Task statement — Look through the lines below and state how many hold the word "emoji". Write only the number.

Data for this task —
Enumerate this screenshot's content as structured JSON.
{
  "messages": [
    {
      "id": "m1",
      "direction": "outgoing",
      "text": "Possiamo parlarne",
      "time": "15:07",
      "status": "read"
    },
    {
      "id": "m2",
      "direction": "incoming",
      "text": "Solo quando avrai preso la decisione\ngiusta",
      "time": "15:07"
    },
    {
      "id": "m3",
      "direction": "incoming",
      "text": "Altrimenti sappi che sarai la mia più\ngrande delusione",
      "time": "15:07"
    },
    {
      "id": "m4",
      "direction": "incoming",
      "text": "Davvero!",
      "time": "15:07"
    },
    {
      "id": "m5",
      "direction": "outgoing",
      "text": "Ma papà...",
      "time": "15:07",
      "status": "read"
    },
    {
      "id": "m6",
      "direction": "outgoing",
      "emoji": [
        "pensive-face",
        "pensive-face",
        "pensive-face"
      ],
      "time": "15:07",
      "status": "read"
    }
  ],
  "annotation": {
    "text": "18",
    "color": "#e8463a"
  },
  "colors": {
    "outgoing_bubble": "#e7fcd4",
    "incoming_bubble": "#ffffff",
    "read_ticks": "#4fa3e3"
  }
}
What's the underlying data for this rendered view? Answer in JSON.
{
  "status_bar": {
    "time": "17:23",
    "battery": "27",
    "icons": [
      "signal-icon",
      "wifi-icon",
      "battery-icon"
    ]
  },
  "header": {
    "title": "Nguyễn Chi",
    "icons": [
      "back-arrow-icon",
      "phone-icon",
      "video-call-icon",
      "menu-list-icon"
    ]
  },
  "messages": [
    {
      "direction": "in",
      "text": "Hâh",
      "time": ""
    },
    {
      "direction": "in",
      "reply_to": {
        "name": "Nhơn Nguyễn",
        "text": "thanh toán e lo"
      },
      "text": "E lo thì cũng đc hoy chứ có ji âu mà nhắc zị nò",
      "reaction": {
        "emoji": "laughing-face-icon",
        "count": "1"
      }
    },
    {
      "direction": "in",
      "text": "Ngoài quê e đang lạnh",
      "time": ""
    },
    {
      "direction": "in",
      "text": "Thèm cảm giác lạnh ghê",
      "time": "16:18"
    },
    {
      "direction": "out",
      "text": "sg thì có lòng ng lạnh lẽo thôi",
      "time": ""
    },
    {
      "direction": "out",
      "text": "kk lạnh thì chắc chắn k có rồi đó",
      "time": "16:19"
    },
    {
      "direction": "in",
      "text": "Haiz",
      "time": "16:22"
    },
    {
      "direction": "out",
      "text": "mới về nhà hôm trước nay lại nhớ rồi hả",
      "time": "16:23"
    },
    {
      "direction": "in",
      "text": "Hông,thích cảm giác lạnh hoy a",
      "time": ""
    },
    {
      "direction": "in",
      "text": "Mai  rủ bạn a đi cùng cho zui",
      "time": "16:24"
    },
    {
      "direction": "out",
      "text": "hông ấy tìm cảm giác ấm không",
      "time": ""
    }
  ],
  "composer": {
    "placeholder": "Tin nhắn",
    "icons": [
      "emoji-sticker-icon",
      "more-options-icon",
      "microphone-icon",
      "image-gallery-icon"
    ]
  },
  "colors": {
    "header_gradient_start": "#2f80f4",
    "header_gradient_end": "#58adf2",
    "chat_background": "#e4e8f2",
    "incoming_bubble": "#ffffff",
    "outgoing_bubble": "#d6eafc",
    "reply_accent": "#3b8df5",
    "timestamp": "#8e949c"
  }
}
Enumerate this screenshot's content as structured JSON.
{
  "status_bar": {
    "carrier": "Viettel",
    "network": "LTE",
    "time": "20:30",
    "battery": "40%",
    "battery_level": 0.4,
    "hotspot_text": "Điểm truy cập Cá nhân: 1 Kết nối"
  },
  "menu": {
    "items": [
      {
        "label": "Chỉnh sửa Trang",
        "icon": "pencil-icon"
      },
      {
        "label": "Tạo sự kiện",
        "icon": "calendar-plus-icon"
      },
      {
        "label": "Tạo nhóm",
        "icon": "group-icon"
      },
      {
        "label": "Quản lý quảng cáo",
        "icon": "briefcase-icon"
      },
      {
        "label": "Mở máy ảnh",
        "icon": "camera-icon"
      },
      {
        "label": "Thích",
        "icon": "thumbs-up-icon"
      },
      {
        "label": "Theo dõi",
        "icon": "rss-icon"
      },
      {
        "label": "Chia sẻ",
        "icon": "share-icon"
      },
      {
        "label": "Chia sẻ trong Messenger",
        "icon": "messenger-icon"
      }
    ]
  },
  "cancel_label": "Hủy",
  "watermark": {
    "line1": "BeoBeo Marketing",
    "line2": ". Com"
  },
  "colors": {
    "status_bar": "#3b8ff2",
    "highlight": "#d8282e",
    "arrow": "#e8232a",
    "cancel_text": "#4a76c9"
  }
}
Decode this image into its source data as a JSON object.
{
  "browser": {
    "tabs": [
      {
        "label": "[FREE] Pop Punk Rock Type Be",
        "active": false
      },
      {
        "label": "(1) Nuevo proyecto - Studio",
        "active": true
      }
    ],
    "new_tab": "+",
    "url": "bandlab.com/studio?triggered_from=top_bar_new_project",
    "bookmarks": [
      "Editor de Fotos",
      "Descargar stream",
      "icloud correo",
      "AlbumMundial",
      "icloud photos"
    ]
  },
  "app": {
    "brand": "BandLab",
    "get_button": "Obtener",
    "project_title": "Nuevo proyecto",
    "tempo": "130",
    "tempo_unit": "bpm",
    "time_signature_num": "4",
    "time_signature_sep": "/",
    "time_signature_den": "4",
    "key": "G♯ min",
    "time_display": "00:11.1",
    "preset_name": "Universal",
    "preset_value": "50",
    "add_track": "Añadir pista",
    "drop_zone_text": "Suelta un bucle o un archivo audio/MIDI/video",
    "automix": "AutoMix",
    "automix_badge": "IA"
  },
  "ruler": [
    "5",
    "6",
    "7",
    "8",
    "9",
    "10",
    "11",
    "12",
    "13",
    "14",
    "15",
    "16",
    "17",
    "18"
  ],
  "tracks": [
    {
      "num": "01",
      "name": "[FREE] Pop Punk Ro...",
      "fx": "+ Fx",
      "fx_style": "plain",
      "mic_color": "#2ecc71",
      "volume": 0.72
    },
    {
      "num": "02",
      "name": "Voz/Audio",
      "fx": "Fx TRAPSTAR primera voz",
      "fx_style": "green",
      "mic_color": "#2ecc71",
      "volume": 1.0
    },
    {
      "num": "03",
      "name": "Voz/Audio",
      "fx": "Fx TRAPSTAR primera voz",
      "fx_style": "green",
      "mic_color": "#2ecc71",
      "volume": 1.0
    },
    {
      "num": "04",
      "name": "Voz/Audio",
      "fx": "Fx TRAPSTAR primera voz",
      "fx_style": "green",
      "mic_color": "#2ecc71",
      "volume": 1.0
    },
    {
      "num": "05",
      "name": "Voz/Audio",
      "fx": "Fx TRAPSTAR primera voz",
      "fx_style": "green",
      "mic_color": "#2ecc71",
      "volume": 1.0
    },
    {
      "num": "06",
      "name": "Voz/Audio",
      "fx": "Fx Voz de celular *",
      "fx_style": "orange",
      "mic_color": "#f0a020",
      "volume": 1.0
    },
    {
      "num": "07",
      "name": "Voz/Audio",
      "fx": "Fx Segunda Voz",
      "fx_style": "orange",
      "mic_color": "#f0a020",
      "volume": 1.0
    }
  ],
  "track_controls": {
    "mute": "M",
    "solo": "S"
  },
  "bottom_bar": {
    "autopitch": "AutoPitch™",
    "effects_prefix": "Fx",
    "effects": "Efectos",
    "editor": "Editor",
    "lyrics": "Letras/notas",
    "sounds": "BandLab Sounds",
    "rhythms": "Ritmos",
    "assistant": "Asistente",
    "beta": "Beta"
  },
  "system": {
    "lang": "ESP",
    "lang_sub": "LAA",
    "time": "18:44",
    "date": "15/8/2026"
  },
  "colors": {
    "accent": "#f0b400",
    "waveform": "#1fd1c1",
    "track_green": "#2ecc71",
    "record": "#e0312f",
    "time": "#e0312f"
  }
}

Written answer — 3